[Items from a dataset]
—————

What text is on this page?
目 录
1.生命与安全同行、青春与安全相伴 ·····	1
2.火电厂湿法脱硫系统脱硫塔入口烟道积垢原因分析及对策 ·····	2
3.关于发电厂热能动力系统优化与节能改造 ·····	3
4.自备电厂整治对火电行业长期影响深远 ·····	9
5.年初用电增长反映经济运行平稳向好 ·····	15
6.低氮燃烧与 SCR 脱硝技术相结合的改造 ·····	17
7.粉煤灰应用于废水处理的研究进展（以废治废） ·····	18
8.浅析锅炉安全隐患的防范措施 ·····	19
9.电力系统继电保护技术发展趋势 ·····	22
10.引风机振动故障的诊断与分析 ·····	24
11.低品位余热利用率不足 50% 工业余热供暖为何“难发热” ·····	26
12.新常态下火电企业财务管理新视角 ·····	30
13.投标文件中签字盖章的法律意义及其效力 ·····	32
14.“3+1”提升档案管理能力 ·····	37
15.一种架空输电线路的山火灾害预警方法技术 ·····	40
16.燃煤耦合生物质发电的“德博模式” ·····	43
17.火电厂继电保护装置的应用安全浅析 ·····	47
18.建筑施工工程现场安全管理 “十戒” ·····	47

—————

**Exercise**
Output each record exactly, leaving nothing out.

**Result of this exercise**
What text is on this page?
目 录
1.生命与安全同行、青春与安全相伴 ·····	1
2.火电厂湿法脱硫系统脱硫塔入口烟道积垢原因分析及对策 ·····	2
3.关于发电厂热能动力系统优化与节能改造 ·····	3
4.自备电厂整治对火电行业长期影响深远 ·····	9
5.年初用电增长反映经济运行平稳向好 ·····	15
6.低氮燃烧与 SCR 脱硝技术相结合的改造 ·····	17
7.粉煤灰应用于废水处理的研究进展（以废治废） ·····	18
8.浅析锅炉安全隐患的防范措施 ·····	19
9.电力系统继电保护技术发展趋势 ·····	22
10.引风机振动故障的诊断与分析 ·····	24
11.低品位余热利用率不足 50% 工业余热供暖为何“难发热” ·····	26
12.新常态下火电企业财务管理新视角 ·····	30
13.投标文件中签字盖章的法律意义及其效力 ·····	32
14.“3+1”提升档案管理能力 ·····	37
15.一种架空输电线路的山火灾害预警方法技术 ·····	40
16.燃煤耦合生物质发电的“德博模式” ·····	43
17.火电厂继电保护装置的应用安全浅析 ·····	47
18.建筑施工工程现场安全管理 “十戒” ·····	47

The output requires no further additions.